Directions: Print all of the entries exactly, minus the pictures.
◇ ◇ ◇
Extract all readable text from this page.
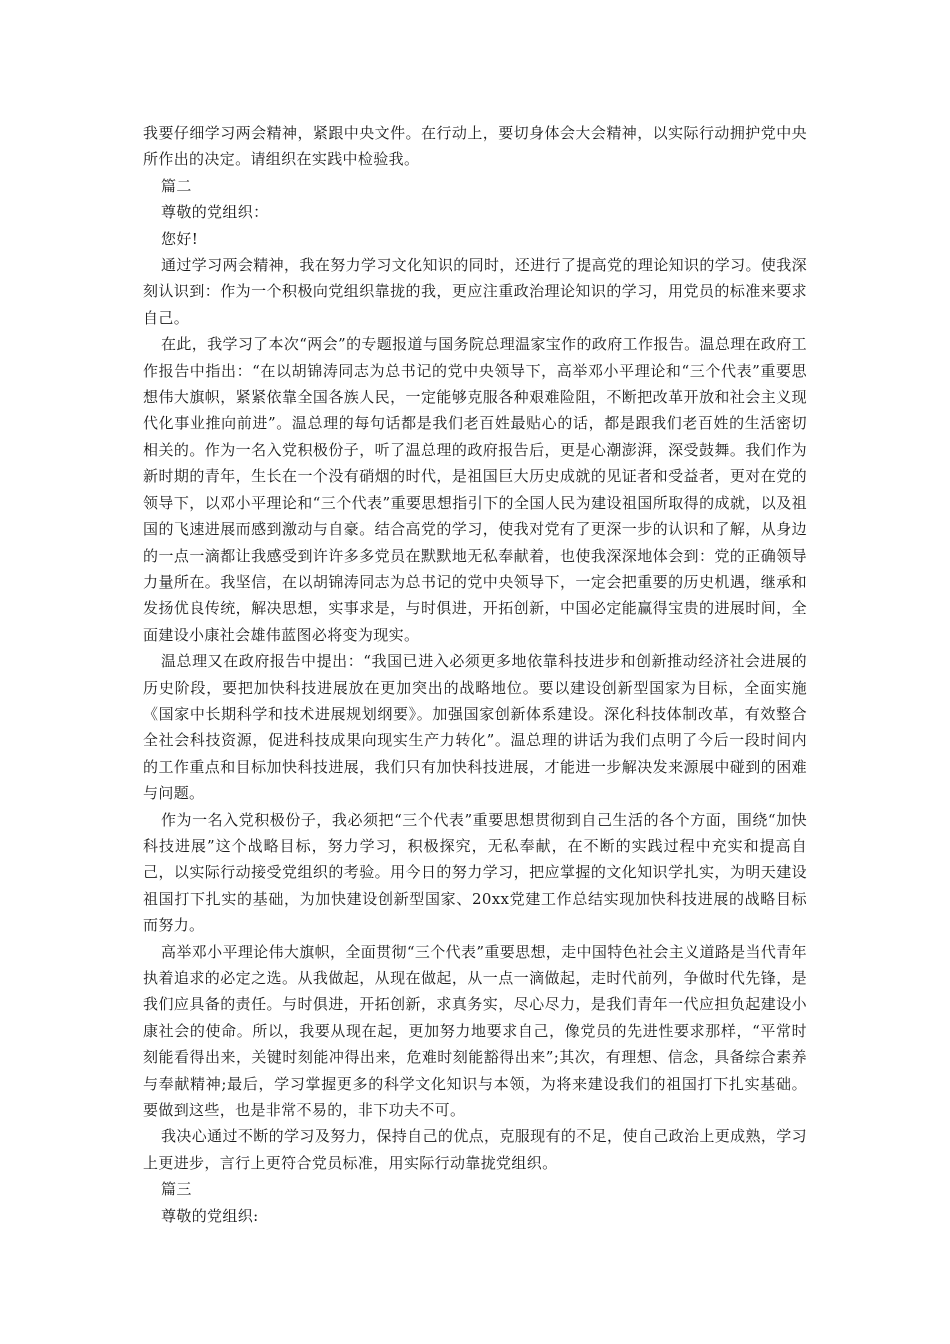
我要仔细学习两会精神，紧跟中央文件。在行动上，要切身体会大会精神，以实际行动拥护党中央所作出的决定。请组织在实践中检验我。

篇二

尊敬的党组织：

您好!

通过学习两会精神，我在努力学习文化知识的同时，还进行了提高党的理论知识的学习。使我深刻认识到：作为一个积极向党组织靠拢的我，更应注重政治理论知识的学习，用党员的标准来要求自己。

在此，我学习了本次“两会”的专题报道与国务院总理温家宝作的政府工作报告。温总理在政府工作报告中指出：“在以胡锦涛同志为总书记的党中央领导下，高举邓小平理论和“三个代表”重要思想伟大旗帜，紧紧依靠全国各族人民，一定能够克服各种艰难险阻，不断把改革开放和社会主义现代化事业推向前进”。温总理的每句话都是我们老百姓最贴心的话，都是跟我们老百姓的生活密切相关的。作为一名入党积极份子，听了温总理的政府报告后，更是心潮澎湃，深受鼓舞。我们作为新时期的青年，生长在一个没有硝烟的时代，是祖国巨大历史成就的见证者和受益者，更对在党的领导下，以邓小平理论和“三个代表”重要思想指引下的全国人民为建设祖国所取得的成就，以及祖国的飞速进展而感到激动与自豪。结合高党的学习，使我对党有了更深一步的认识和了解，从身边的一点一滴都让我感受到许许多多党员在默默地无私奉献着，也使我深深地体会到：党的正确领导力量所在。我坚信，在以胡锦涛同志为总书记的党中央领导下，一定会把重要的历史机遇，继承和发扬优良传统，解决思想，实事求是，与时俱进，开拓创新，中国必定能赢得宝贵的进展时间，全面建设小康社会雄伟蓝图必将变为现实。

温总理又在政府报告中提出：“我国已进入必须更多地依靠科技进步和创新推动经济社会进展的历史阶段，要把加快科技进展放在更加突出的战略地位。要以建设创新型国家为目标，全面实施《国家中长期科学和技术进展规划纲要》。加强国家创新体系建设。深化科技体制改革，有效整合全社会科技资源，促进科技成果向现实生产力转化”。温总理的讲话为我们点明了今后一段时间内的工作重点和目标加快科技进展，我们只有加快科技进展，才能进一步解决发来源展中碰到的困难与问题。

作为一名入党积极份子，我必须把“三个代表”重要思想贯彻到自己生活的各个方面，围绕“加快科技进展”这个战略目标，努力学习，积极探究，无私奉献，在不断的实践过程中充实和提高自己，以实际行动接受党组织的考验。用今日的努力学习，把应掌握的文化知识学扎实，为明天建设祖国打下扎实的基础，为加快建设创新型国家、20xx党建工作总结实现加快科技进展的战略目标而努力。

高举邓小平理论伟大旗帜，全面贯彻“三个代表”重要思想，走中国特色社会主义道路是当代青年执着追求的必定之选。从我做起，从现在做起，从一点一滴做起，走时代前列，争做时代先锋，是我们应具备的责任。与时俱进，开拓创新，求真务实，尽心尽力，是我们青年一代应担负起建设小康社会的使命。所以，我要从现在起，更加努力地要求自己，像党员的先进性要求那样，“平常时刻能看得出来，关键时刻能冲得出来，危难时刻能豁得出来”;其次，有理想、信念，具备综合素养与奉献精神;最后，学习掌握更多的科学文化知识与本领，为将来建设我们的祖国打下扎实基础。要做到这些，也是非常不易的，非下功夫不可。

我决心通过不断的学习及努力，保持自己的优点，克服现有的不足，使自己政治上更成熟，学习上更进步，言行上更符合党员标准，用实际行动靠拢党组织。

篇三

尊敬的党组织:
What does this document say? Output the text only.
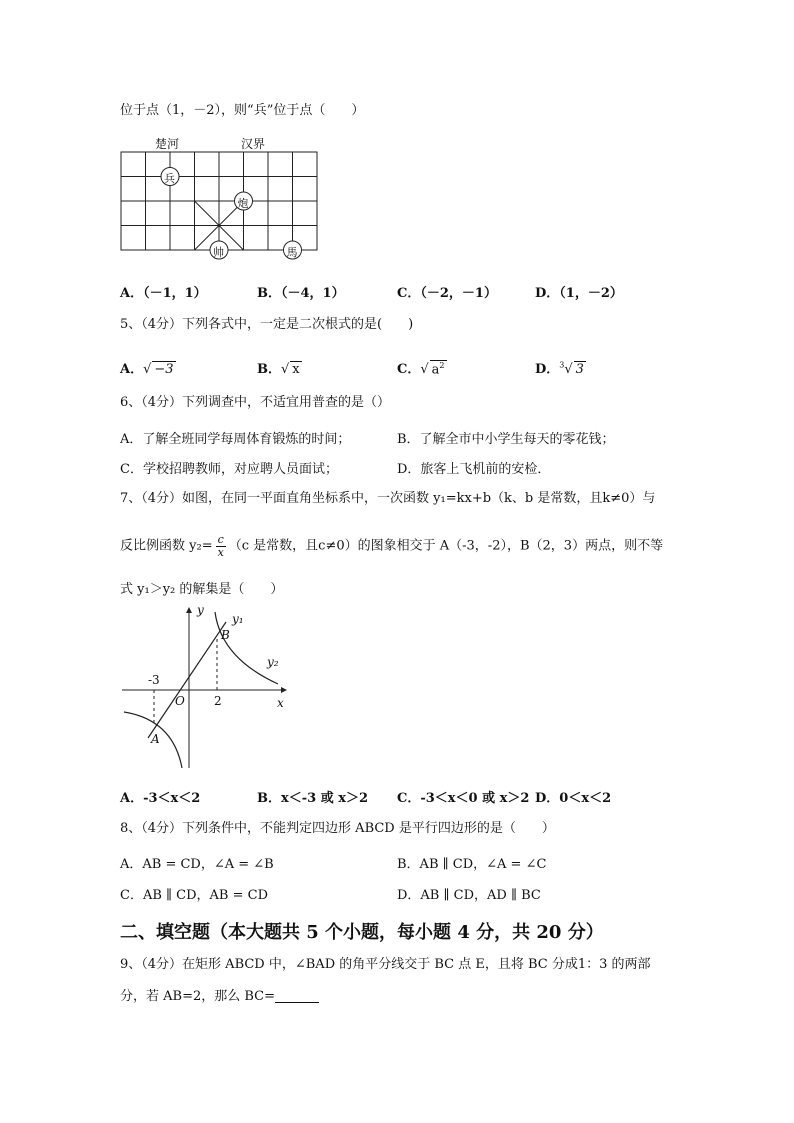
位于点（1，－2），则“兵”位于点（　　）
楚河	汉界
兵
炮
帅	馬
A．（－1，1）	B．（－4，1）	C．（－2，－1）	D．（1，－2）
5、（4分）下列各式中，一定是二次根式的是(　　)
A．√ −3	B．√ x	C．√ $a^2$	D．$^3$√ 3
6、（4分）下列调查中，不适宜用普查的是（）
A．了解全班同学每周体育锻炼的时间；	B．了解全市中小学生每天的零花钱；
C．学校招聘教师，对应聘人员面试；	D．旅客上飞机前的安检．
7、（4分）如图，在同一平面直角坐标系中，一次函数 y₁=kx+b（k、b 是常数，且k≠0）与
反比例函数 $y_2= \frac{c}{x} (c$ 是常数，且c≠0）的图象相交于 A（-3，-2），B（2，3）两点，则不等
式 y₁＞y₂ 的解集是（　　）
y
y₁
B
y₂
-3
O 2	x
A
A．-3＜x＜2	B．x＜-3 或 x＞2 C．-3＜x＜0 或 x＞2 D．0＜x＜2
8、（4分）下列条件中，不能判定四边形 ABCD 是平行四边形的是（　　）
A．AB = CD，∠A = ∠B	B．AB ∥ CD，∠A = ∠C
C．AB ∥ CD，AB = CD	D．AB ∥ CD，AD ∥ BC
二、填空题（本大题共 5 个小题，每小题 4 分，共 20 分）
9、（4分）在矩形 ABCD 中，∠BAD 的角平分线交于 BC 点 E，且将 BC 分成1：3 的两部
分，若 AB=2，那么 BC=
◇ ◇ ◇
Solution for this task:
Extract all readable text from this page.
我要仔细学习两会精神，紧跟中央文件。在行动上，要切身体会大会精神，以实际行动拥护党中央所作出的决定。请组织在实践中检验我。

篇二

尊敬的党组织：

您好!

通过学习两会精神，我在努力学习文化知识的同时，还进行了提高党的理论知识的学习。使我深刻认识到：作为一个积极向党组织靠拢的我，更应注重政治理论知识的学习，用党员的标准来要求自己。

在此，我学习了本次“两会”的专题报道与国务院总理温家宝作的政府工作报告。温总理在政府工作报告中指出：“在以胡锦涛同志为总书记的党中央领导下，高举邓小平理论和“三个代表”重要思想伟大旗帜，紧紧依靠全国各族人民，一定能够克服各种艰难险阻，不断把改革开放和社会主义现代化事业推向前进”。温总理的每句话都是我们老百姓最贴心的话，都是跟我们老百姓的生活密切相关的。作为一名入党积极份子，听了温总理的政府报告后，更是心潮澎湃，深受鼓舞。我们作为新时期的青年，生长在一个没有硝烟的时代，是祖国巨大历史成就的见证者和受益者，更对在党的领导下，以邓小平理论和“三个代表”重要思想指引下的全国人民为建设祖国所取得的成就，以及祖国的飞速进展而感到激动与自豪。结合高党的学习，使我对党有了更深一步的认识和了解，从身边的一点一滴都让我感受到许许多多党员在默默地无私奉献着，也使我深深地体会到：党的正确领导力量所在。我坚信，在以胡锦涛同志为总书记的党中央领导下，一定会把重要的历史机遇，继承和发扬优良传统，解决思想，实事求是，与时俱进，开拓创新，中国必定能赢得宝贵的进展时间，全面建设小康社会雄伟蓝图必将变为现实。

温总理又在政府报告中提出：“我国已进入必须更多地依靠科技进步和创新推动经济社会进展的历史阶段，要把加快科技进展放在更加突出的战略地位。要以建设创新型国家为目标，全面实施《国家中长期科学和技术进展规划纲要》。加强国家创新体系建设。深化科技体制改革，有效整合全社会科技资源，促进科技成果向现实生产力转化”。温总理的讲话为我们点明了今后一段时间内的工作重点和目标加快科技进展，我们只有加快科技进展，才能进一步解决发来源展中碰到的困难与问题。

作为一名入党积极份子，我必须把“三个代表”重要思想贯彻到自己生活的各个方面，围绕“加快科技进展”这个战略目标，努力学习，积极探究，无私奉献，在不断的实践过程中充实和提高自己，以实际行动接受党组织的考验。用今日的努力学习，把应掌握的文化知识学扎实，为明天建设祖国打下扎实的基础，为加快建设创新型国家、20xx党建工作总结实现加快科技进展的战略目标而努力。

高举邓小平理论伟大旗帜，全面贯彻“三个代表”重要思想，走中国特色社会主义道路是当代青年执着追求的必定之选。从我做起，从现在做起，从一点一滴做起，走时代前列，争做时代先锋，是我们应具备的责任。与时俱进，开拓创新，求真务实，尽心尽力，是我们青年一代应担负起建设小康社会的使命。所以，我要从现在起，更加努力地要求自己，像党员的先进性要求那样，“平常时刻能看得出来，关键时刻能冲得出来，危难时刻能豁得出来”;其次，有理想、信念，具备综合素养与奉献精神;最后，学习掌握更多的科学文化知识与本领，为将来建设我们的祖国打下扎实基础。要做到这些，也是非常不易的，非下功夫不可。

我决心通过不断的学习及努力，保持自己的优点，克服现有的不足，使自己政治上更成熟，学习上更进步，言行上更符合党员标准，用实际行动靠拢党组织。

篇三

尊敬的党组织:
What does this document say? Output the text only.
位于点（1，－2），则“兵”位于点（　　）
楚河	汉界
兵
炮
帅	馬
A．（－1，1）	B．（－4，1）	C．（－2，－1）	D．（1，－2）
5、（4分）下列各式中，一定是二次根式的是(　　)
A．√ −3	B．√ x	C．√ $a^2$	D．$^3$√ 3
6、（4分）下列调查中，不适宜用普查的是（）
A．了解全班同学每周体育锻炼的时间；	B．了解全市中小学生每天的零花钱；
C．学校招聘教师，对应聘人员面试；	D．旅客上飞机前的安检．
7、（4分）如图，在同一平面直角坐标系中，一次函数 y₁=kx+b（k、b 是常数，且k≠0）与
反比例函数 $y_2= \frac{c}{x} (c$ 是常数，且c≠0）的图象相交于 A（-3，-2），B（2，3）两点，则不等
式 y₁＞y₂ 的解集是（　　）
y
y₁
B
y₂
-3
O 2	x
A
A．-3＜x＜2	B．x＜-3 或 x＞2 C．-3＜x＜0 或 x＞2 D．0＜x＜2
8、（4分）下列条件中，不能判定四边形 ABCD 是平行四边形的是（　　）
A．AB = CD，∠A = ∠B	B．AB ∥ CD，∠A = ∠C
C．AB ∥ CD，AB = CD	D．AB ∥ CD，AD ∥ BC
二、填空题（本大题共 5 个小题，每小题 4 分，共 20 分）
9、（4分）在矩形 ABCD 中，∠BAD 的角平分线交于 BC 点 E，且将 BC 分成1：3 的两部
分，若 AB=2，那么 BC=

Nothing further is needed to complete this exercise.